* Begin STORED ROWS *

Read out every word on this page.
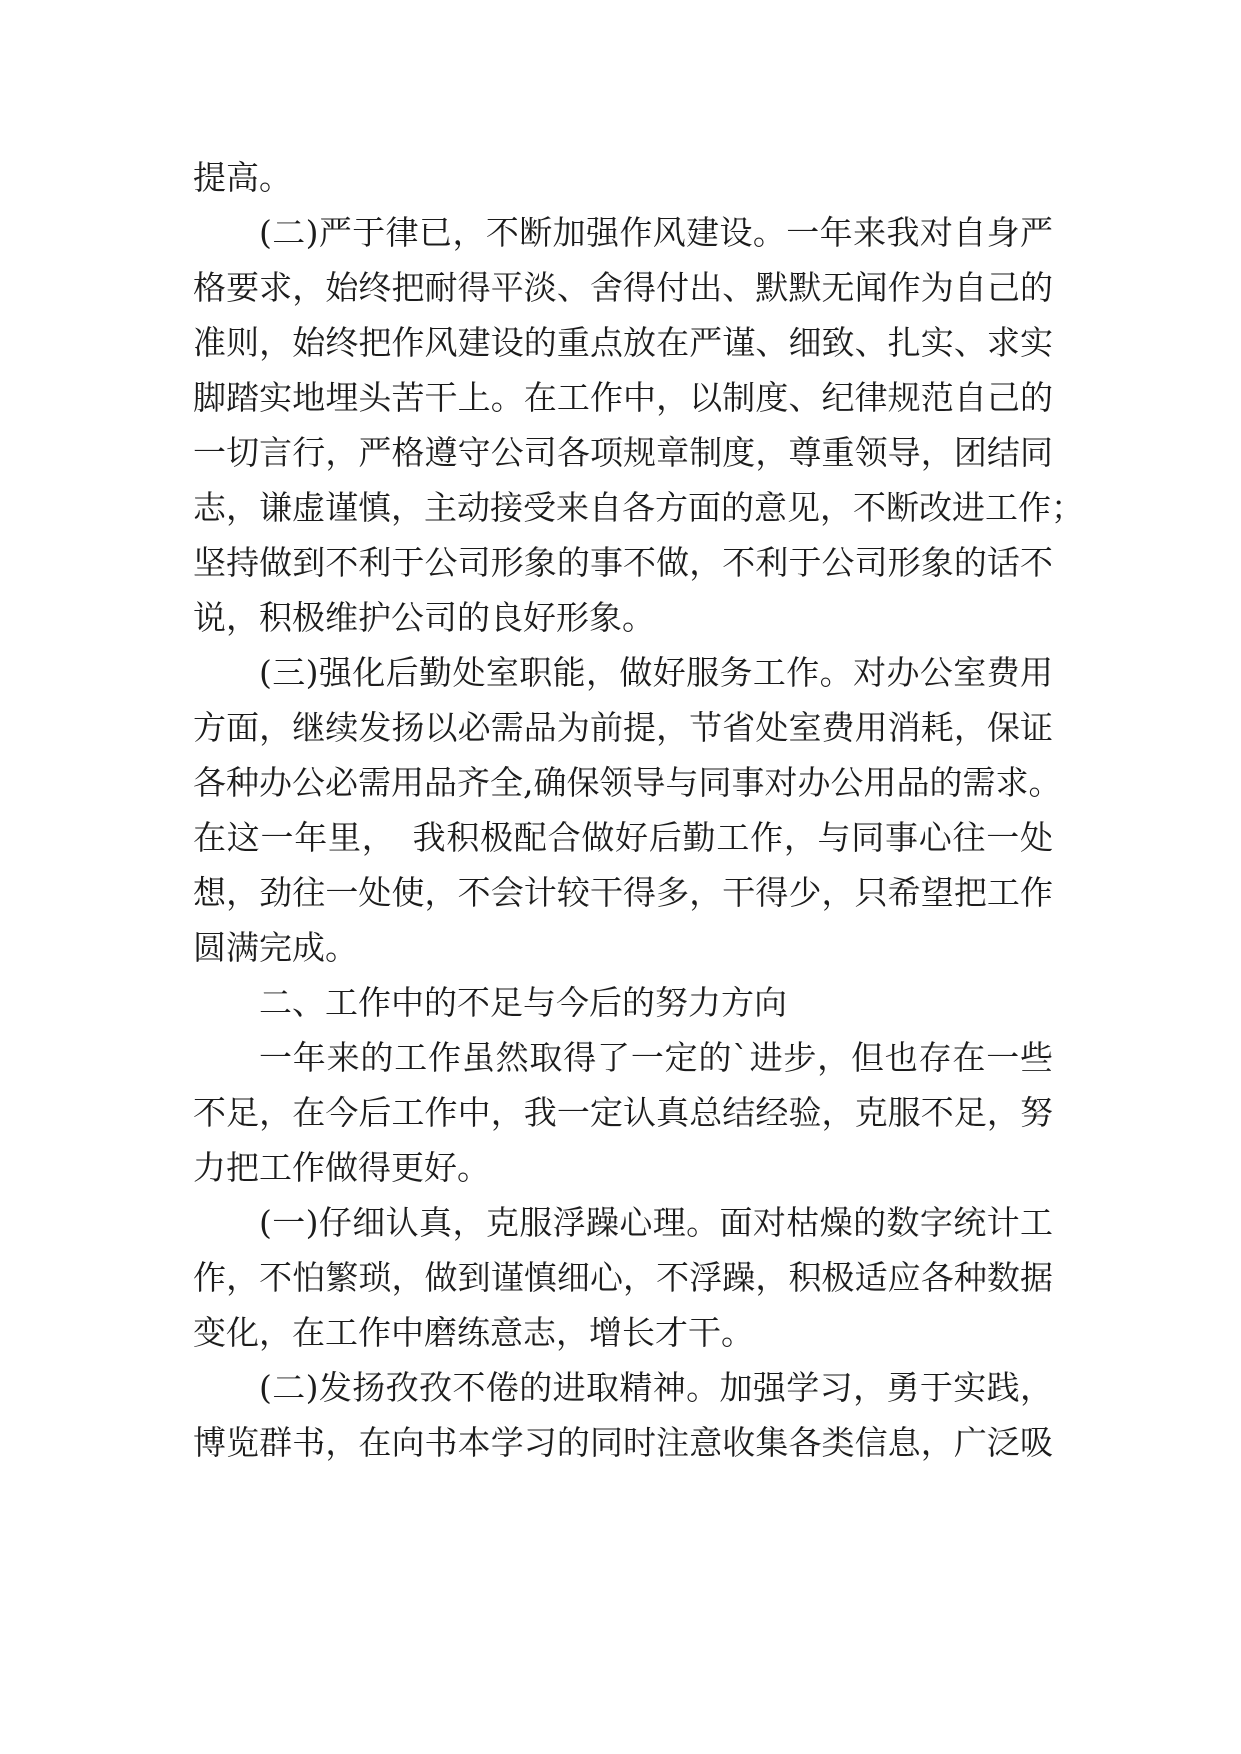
提高。
(二)严于律已，不断加强作风建设。一年来我对自身严
格要求，始终把耐得平淡、舍得付出、默默无闻作为自己的
准则，始终把作风建设的重点放在严谨、细致、扎实、求实
脚踏实地埋头苦干上。在工作中，以制度、纪律规范自己的
一切言行，严格遵守公司各项规章制度，尊重领导，团结同
志，谦虚谨慎，主动接受来自各方面的意见，不断改进工作；
坚持做到不利于公司形象的事不做，不利于公司形象的话不
说，积极维护公司的良好形象。
(三)强化后勤处室职能，做好服务工作。对办公室费用
方面，继续发扬以必需品为前提，节省处室费用消耗，保证
各种办公必需用品齐全,确保领导与同事对办公用品的需求。
在这一年里，　我积极配合做好后勤工作，与同事心往一处
想，劲往一处使，不会计较干得多，干得少，只希望把工作
圆满完成。
二、工作中的不足与今后的努力方向
一年来的工作虽然取得了一定的`进步，但也存在一些
不足，在今后工作中，我一定认真总结经验，克服不足，努
力把工作做得更好。
(一)仔细认真，克服浮躁心理。面对枯燥的数字统计工
作，不怕繁琐，做到谨慎细心，不浮躁，积极适应各种数据
变化，在工作中磨练意志，增长才干。
(二)发扬孜孜不倦的进取精神。加强学习，勇于实践，
博览群书，在向书本学习的同时注意收集各类信息，广泛吸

* End STORED ROWS *

DIRECTIVE -> Your copy should match the entries exactly, minus the pictures.

TASK SOLUTION ->
Read out every word on this page.
提高。
(二)严于律已，不断加强作风建设。一年来我对自身严
格要求，始终把耐得平淡、舍得付出、默默无闻作为自己的
准则，始终把作风建设的重点放在严谨、细致、扎实、求实
脚踏实地埋头苦干上。在工作中，以制度、纪律规范自己的
一切言行，严格遵守公司各项规章制度，尊重领导，团结同
志，谦虚谨慎，主动接受来自各方面的意见，不断改进工作；
坚持做到不利于公司形象的事不做，不利于公司形象的话不
说，积极维护公司的良好形象。
(三)强化后勤处室职能，做好服务工作。对办公室费用
方面，继续发扬以必需品为前提，节省处室费用消耗，保证
各种办公必需用品齐全,确保领导与同事对办公用品的需求。
在这一年里，　我积极配合做好后勤工作，与同事心往一处
想，劲往一处使，不会计较干得多，干得少，只希望把工作
圆满完成。
二、工作中的不足与今后的努力方向
一年来的工作虽然取得了一定的`进步，但也存在一些
不足，在今后工作中，我一定认真总结经验，克服不足，努
力把工作做得更好。
(一)仔细认真，克服浮躁心理。面对枯燥的数字统计工
作，不怕繁琐，做到谨慎细心，不浮躁，积极适应各种数据
变化，在工作中磨练意志，增长才干。
(二)发扬孜孜不倦的进取精神。加强学习，勇于实践，
博览群书，在向书本学习的同时注意收集各类信息，广泛吸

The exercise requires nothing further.